==== DATASET EXCERPTS ====

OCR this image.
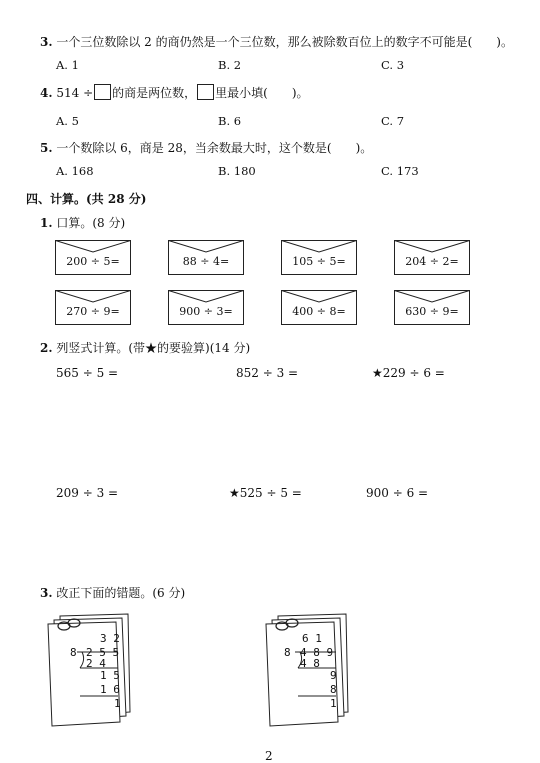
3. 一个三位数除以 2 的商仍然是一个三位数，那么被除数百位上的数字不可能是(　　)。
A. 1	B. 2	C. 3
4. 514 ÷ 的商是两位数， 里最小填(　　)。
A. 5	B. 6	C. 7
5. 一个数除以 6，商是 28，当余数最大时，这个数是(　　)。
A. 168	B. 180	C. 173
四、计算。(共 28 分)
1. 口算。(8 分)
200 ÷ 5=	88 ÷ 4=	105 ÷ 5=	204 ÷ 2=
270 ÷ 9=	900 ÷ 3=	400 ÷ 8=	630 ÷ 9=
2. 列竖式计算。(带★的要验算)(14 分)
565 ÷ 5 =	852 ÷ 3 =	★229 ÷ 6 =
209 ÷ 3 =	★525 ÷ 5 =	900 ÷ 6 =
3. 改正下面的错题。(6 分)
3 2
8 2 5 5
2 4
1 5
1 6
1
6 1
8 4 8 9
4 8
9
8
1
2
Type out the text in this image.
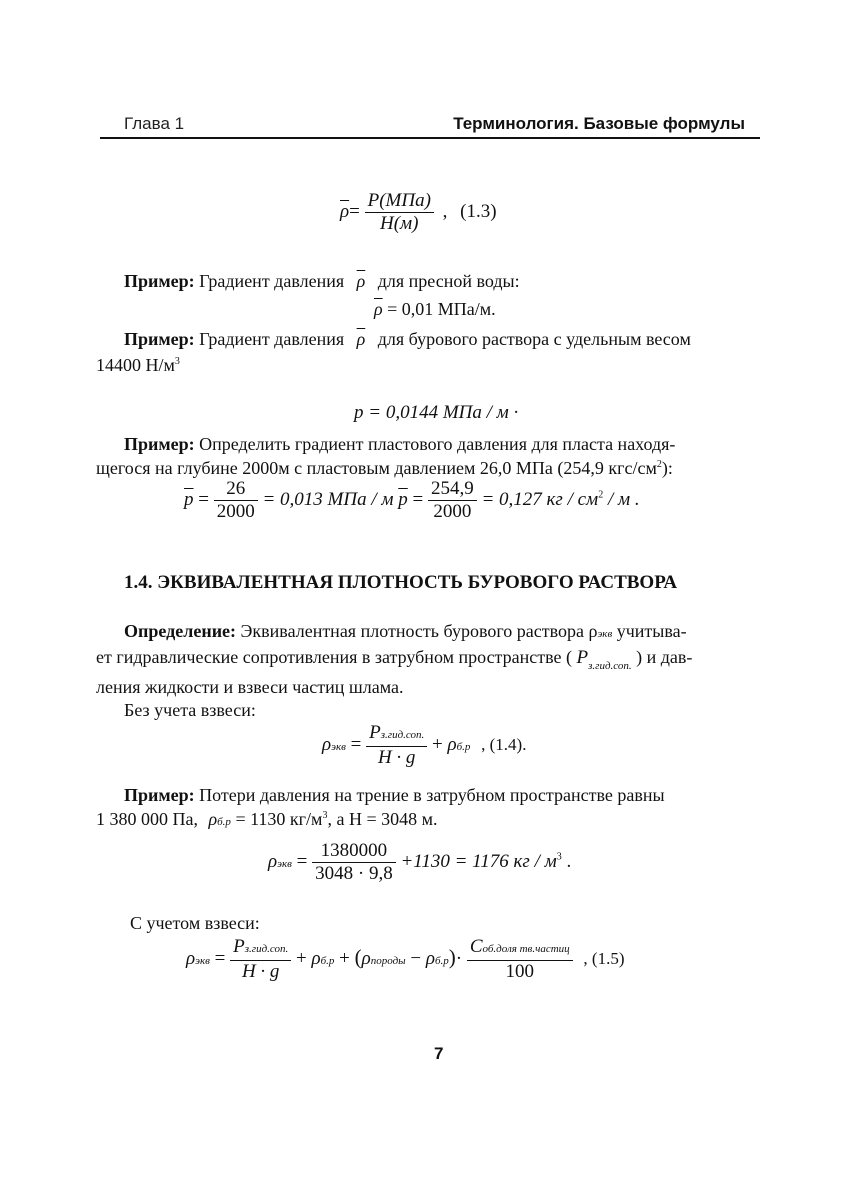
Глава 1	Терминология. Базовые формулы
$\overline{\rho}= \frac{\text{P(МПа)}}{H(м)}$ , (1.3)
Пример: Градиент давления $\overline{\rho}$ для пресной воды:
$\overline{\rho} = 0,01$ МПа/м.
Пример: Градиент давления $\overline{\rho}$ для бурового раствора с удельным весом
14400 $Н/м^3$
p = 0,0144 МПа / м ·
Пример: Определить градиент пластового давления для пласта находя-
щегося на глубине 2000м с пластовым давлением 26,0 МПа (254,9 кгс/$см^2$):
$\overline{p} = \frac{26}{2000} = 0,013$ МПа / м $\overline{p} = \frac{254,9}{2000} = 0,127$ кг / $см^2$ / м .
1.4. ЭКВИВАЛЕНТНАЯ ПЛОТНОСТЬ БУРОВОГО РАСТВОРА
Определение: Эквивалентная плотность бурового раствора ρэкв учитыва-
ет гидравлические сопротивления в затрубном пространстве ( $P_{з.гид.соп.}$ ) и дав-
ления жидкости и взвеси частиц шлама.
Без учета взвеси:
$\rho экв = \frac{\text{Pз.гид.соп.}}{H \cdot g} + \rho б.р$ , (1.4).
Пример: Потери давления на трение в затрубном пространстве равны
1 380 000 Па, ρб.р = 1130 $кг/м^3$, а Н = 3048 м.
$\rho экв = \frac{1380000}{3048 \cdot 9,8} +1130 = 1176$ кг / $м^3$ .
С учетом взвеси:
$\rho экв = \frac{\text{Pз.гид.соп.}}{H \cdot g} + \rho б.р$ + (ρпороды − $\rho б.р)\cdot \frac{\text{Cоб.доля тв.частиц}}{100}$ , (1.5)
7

====

*GIVEN PROBLEM:*
Scan the material above for the string "text" and report each line where you find it.

*THE ANSWER:*
Type out the text in this image.
$\overline{\rho}= \frac{\text{P(МПа)}}{H(м)}$ , (1.3)
$\rho экв = \frac{\text{Pз.гид.соп.}}{H \cdot g} + \rho б.р$ , (1.4).
$\rho экв = \frac{\text{Pз.гид.соп.}}{H \cdot g} + \rho б.р$ + (ρпороды − $\rho б.р)\cdot \frac{\text{Cоб.доля тв.частиц}}{100}$ , (1.5)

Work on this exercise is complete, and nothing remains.